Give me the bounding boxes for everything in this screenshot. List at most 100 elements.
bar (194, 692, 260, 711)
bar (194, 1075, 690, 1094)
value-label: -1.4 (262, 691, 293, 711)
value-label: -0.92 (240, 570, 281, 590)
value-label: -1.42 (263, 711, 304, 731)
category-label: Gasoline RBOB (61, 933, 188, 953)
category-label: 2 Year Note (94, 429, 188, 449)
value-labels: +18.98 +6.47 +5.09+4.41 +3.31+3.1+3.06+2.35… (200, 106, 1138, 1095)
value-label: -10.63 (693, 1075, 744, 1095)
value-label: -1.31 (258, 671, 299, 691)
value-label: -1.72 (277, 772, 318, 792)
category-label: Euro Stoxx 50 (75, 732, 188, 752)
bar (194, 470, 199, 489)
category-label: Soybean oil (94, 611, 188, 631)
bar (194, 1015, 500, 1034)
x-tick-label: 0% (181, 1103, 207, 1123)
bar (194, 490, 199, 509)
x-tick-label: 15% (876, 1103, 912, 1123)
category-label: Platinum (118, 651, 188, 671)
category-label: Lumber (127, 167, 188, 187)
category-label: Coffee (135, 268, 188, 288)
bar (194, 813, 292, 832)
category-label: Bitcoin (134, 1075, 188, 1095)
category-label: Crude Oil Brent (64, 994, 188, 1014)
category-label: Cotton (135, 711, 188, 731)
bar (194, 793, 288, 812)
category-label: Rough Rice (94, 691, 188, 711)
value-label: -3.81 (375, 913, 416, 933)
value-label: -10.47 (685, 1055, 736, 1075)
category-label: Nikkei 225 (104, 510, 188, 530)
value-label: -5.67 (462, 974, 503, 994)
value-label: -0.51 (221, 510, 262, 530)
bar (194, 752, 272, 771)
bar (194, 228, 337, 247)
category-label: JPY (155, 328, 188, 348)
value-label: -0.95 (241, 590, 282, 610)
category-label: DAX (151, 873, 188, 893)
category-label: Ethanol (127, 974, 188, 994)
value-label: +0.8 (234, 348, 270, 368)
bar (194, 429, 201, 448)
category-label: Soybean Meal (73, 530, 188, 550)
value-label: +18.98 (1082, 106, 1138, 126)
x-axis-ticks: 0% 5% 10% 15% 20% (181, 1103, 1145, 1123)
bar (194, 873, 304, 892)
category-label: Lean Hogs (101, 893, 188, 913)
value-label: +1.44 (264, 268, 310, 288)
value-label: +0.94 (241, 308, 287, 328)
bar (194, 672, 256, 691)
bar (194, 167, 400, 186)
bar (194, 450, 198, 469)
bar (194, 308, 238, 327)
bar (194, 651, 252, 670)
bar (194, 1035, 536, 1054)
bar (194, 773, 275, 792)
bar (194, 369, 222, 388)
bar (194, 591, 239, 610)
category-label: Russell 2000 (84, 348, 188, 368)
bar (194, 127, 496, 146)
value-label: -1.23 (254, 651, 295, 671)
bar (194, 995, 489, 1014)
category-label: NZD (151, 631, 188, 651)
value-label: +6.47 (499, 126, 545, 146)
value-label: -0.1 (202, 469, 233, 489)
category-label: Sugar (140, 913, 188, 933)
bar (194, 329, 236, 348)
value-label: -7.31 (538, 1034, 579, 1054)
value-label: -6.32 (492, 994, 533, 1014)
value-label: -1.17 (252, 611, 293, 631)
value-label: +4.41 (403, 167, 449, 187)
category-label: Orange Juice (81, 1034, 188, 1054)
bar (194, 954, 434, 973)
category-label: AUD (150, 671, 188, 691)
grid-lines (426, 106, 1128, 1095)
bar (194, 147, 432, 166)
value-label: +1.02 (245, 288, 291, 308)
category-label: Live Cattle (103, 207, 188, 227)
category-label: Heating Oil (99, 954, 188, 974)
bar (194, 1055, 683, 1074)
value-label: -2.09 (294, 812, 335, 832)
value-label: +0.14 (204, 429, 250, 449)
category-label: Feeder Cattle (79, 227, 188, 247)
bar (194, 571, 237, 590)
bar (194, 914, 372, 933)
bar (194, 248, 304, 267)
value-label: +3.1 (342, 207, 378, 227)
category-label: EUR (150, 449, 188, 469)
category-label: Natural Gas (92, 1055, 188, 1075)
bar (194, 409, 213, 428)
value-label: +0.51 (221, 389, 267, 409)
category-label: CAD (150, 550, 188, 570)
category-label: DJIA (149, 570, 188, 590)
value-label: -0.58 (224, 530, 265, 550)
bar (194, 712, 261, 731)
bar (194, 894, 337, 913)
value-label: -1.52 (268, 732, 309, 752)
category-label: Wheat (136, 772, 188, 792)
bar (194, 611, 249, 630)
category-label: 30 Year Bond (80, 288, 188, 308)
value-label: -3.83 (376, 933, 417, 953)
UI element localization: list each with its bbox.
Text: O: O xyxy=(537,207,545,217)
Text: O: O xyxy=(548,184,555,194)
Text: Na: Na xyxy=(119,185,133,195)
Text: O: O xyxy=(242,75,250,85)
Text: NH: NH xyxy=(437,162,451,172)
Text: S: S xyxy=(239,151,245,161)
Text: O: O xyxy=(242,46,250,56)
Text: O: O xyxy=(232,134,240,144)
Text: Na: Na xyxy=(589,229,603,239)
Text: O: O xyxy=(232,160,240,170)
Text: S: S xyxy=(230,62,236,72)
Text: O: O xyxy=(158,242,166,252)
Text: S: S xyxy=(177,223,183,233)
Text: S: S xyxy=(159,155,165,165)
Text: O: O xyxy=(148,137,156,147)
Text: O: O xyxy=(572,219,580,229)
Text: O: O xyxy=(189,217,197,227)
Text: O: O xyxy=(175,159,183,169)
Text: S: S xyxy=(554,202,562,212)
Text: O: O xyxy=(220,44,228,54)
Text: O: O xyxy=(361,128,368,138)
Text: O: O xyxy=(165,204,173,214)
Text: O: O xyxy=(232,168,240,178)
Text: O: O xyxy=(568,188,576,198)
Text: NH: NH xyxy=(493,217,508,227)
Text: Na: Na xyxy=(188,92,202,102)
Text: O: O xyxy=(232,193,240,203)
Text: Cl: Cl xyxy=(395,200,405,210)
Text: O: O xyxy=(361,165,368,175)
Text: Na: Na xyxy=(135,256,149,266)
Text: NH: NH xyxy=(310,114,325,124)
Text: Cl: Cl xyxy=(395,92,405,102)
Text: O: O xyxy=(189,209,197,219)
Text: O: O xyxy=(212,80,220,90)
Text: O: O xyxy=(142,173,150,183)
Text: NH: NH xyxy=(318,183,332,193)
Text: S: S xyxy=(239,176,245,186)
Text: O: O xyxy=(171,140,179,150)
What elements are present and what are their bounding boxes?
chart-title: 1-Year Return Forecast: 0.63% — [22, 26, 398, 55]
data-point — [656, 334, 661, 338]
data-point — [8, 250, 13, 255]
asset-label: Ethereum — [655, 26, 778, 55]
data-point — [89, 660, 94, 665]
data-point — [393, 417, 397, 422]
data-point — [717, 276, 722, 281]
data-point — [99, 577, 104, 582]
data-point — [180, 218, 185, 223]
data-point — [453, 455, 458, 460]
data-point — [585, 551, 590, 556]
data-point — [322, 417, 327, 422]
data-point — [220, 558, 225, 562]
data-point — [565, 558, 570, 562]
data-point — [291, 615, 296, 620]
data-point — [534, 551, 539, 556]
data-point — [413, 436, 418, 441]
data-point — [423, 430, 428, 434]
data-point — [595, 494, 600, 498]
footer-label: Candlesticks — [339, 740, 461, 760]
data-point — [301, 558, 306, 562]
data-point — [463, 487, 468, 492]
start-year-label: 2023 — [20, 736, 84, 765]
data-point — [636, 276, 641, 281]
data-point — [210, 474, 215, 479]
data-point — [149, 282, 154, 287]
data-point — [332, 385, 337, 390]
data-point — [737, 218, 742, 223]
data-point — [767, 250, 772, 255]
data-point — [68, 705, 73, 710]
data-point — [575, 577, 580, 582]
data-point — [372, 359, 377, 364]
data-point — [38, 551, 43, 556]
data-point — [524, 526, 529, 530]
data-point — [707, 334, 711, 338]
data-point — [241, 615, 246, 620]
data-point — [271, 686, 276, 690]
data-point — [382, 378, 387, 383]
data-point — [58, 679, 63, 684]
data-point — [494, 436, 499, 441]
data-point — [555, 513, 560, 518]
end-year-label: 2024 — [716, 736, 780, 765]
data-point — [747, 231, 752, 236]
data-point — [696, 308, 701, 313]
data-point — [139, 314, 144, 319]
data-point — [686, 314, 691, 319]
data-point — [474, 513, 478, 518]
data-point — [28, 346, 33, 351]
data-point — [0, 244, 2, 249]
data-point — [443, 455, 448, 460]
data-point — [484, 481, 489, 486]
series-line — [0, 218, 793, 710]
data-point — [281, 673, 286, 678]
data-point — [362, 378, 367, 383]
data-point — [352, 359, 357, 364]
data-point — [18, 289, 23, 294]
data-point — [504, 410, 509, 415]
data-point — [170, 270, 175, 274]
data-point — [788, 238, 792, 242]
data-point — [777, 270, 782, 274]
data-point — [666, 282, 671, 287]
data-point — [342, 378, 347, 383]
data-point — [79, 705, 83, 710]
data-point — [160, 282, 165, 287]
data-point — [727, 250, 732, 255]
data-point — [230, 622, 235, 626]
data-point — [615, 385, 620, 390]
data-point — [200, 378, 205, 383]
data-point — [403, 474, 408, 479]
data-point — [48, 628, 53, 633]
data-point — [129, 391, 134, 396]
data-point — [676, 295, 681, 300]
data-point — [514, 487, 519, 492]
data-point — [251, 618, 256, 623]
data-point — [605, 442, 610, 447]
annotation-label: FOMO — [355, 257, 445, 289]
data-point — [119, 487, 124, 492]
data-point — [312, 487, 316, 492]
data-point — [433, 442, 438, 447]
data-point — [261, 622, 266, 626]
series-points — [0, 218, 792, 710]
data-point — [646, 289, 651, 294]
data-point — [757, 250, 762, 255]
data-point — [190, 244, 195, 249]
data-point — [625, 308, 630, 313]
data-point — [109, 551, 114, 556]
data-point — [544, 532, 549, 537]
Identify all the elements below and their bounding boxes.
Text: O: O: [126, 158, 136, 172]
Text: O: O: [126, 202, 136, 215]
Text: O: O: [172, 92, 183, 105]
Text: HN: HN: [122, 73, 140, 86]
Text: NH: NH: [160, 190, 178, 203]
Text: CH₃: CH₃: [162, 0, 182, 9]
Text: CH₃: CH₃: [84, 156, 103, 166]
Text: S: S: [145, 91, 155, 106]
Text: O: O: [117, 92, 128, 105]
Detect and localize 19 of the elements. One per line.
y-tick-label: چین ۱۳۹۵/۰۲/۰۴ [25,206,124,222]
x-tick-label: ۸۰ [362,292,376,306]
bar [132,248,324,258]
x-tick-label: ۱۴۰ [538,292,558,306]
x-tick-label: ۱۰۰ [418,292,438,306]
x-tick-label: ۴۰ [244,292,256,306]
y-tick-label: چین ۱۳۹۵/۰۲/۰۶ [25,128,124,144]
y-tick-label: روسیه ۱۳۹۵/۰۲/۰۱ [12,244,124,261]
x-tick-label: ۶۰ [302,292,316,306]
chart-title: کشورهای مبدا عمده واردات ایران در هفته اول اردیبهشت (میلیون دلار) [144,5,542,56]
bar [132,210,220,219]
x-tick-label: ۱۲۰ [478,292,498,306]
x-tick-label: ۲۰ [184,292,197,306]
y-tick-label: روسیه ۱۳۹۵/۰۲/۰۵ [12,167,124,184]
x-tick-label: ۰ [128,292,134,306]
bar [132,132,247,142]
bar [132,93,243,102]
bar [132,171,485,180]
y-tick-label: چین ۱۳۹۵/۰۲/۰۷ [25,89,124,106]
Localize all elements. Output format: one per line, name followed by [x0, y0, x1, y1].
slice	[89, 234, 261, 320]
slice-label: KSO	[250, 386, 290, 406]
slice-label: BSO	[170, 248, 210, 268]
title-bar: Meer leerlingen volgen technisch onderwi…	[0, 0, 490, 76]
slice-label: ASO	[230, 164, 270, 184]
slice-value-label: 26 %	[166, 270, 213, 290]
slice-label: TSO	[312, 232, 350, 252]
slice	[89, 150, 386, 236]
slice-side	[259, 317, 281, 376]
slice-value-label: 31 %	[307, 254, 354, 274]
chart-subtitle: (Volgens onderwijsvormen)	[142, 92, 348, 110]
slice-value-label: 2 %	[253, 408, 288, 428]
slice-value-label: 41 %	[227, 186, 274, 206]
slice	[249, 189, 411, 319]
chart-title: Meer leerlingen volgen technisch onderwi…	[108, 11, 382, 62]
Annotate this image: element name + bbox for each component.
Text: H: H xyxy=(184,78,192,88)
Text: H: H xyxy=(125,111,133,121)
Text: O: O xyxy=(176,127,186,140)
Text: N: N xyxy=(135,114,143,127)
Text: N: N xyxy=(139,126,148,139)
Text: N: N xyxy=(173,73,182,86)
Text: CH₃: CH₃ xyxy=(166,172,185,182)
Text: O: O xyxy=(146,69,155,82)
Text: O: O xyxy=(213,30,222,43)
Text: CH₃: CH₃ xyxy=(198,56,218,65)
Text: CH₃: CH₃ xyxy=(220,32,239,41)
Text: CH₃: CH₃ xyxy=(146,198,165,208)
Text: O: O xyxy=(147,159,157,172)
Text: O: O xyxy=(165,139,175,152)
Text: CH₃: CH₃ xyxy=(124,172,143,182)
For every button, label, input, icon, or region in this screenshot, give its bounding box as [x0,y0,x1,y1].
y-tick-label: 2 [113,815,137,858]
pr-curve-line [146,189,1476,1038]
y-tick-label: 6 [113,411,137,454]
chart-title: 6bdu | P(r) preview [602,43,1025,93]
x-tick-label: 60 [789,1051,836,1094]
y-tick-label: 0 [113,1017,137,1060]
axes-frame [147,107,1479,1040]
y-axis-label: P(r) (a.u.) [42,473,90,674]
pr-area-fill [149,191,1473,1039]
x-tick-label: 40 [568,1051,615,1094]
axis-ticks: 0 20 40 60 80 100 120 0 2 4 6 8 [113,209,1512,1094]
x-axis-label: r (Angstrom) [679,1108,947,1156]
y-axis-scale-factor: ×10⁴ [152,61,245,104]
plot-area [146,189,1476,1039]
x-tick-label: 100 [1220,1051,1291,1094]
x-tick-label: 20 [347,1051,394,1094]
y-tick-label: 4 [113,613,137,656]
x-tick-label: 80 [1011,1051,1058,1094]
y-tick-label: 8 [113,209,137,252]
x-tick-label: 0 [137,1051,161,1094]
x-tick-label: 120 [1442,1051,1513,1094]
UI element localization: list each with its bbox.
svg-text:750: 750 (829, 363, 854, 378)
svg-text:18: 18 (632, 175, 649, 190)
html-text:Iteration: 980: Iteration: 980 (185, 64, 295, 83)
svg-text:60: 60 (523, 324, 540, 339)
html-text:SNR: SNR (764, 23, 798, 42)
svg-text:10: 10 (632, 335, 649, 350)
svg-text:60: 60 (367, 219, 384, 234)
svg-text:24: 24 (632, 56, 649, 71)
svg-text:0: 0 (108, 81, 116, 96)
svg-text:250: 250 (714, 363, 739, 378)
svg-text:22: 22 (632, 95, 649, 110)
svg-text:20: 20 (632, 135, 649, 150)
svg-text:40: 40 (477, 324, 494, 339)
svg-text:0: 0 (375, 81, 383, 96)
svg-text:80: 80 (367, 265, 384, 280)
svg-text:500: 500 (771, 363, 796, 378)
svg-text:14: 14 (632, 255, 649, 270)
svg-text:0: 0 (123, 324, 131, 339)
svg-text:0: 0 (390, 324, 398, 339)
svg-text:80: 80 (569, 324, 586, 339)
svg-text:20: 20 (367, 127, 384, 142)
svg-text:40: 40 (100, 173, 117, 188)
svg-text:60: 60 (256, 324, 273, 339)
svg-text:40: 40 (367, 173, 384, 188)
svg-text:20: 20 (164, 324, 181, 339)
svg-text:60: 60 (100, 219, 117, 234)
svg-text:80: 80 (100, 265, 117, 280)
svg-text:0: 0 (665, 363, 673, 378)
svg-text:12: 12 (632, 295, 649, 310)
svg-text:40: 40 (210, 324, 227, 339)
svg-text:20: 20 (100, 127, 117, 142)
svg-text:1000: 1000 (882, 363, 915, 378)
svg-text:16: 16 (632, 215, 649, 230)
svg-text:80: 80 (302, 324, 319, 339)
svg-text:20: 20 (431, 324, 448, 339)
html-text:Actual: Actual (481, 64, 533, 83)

# # # # #

* **Yang Harus Dikerjakan**
Ambil bagian data dari baris pertama sampai dengan baris yang memuat "x-tick-label: 0% (181, 1103, 207, 1123)", termasuk kedua ujungnya. Tuliskan kembali baris-baris itu tanpa perubahan sedikit pun.

* **Jawaban Tugas**
Give me the bounding boxes for everything in this screenshot. List at most 100 elements.
bar (194, 692, 260, 711)
bar (194, 1075, 690, 1094)
value-label: -1.4 (262, 691, 293, 711)
value-label: -0.92 (240, 570, 281, 590)
value-label: -1.42 (263, 711, 304, 731)
category-label: Gasoline RBOB (61, 933, 188, 953)
category-label: 2 Year Note (94, 429, 188, 449)
value-labels: +18.98 +6.47 +5.09+4.41 +3.31+3.1+3.06+2.35… (200, 106, 1138, 1095)
value-label: -10.63 (693, 1075, 744, 1095)
value-label: -1.31 (258, 671, 299, 691)
value-label: -1.72 (277, 772, 318, 792)
category-label: Euro Stoxx 50 (75, 732, 188, 752)
bar (194, 470, 199, 489)
category-label: Soybean oil (94, 611, 188, 631)
bar (194, 1015, 500, 1034)
x-tick-label: 0% (181, 1103, 207, 1123)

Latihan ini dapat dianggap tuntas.